╭─ TEXT SHOWN

Do you mean "peel out"? "Eddy out" generally means to exit the main flow and enter an eddy. "Peel out" usually refers to leaving an eddy and entering the main flow.

Anyways...You can discuss "the rules" as much as you want. But, in practice, I generally yield the right of way to the paddler/craft that appears to have the lesser amount of control, regardless of their position in the river in relation to mine and regardless of what type of craft that they are in. I try to avoid who and what i can avoid, and not rely on the ability of others to avoid me. I rarely try to assume that other paddlers know "the rules". More importantly, I rarely assume that they have the control and ability to yield to my intended route. It's a fairly simple practice actually. If it looks to you like the guy that is surfing the feature/peeling out of an eddy/in the main flow/etc. does not have the ability or awareness to maneuver around you and/or your craft, then it would be in your best interest to give them the right of way and/or a "wide berth". If you are not sure if they have more or less control than you, then YOU are the one with the lesser amount of control, and by all means keep on doing what you are struggling to do. But, I am gonna keep an eye on you, because it's in my best interest to do so.

╰─

* CHALLENGES *
- A) In the paddling post, what does "peel out" usually refer to?
- B) Extend the paddling post on river right of way, picking up after its final sentence.
The material after this post has nothing to do with it.

╭─ SOURCE DATA

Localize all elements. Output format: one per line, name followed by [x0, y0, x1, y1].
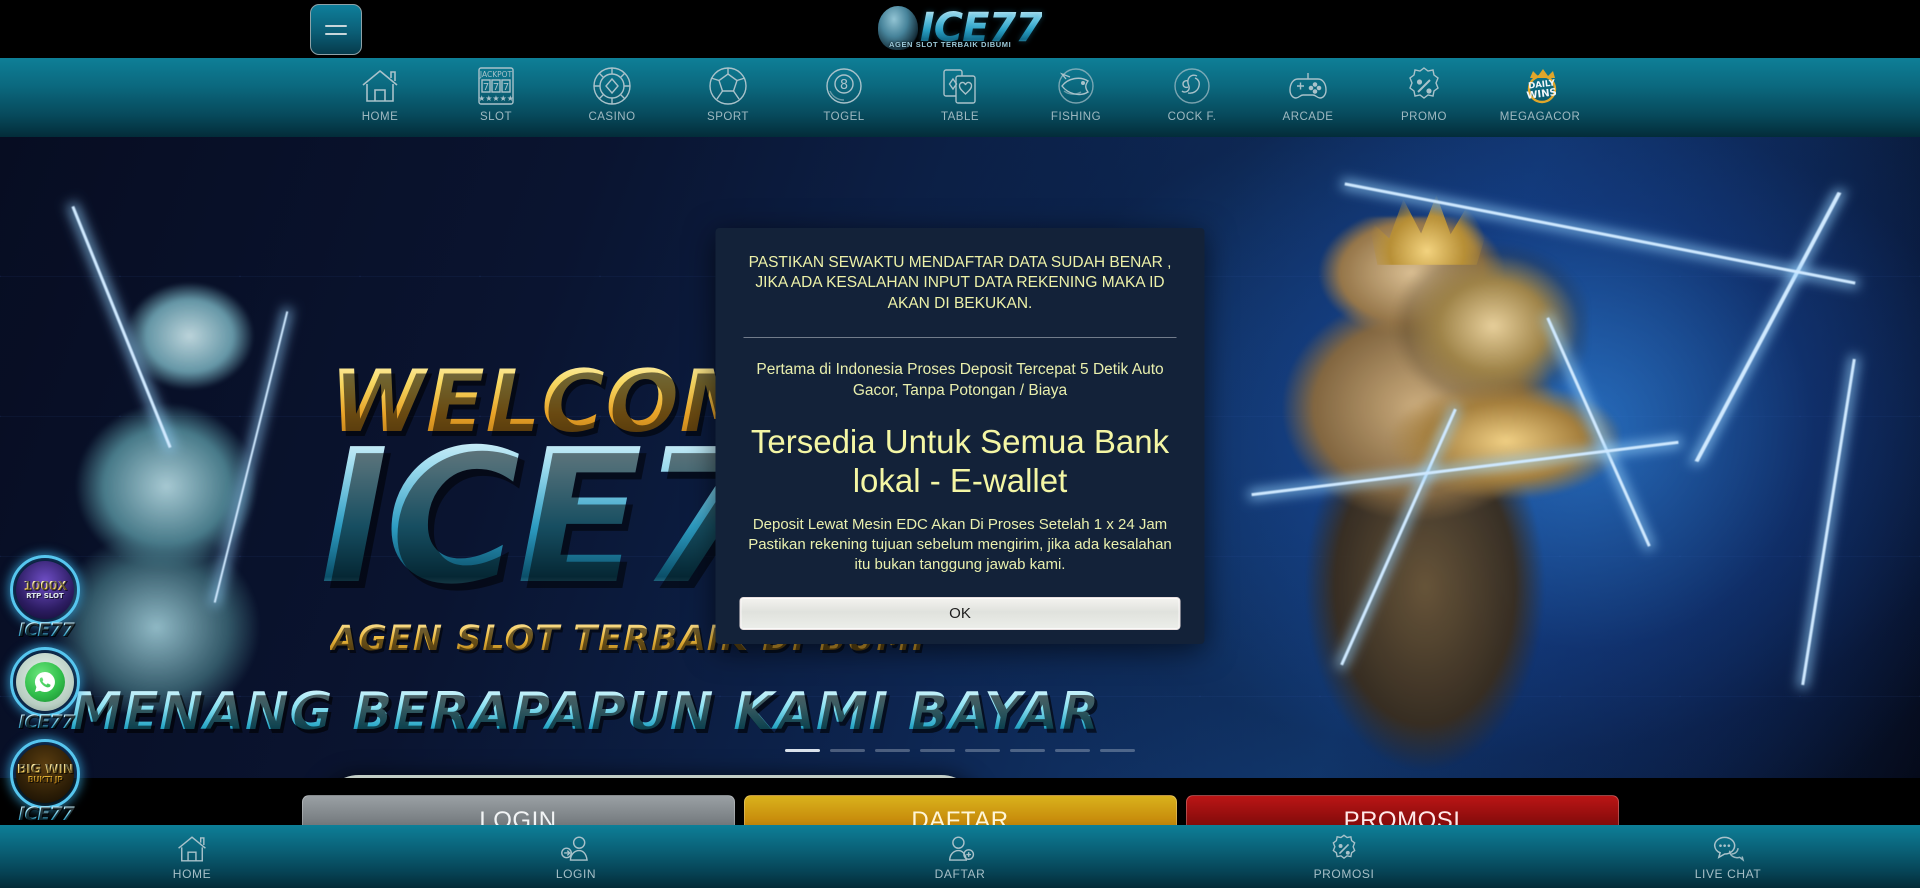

╰─

* TASK-BY-TASK RESULTS *
- A) Leaving an eddy and entering the main flow.

- B)
In regards to the person being downstream not being able to look over their shoulder, I think that's a load of BS. During a swift water rescue class many years ago (taught by Mike Mather), I was introduced to the term "sphere of awareness". It refers to what you are aware of in your immediate vicinity, and how you should react to those factors. As your skills and comfort level on the river increase, so does the radius of your sphere of awareness. River runners with a lower skill level have a smaller sphere, whereas more skilled paddlers/rowers have a larger sphere of awareness. The word "sphere" is used, because it is just that: everything in-front, behind, above, below, and along side you. Even though I don't have eyes in the back of my head, I usually know if someone is behind me or not, because I have either chosen a good gap in the traffic to peel out into the current, or I have taken a look over my shoulder as I entered the rapid. It's easy to spot those with a relatively small sphere of awareness, which can usually translate to a lesser amount of control. (Deer in headlights stare, peeling out without looking upstream, beating the river into submission with frantic paddle strokes, adjusting their GoPro, etc.) I yield to those people, because they need all the space and time that they can get. *I also apply this practice to the ski hill, and many other areas of life.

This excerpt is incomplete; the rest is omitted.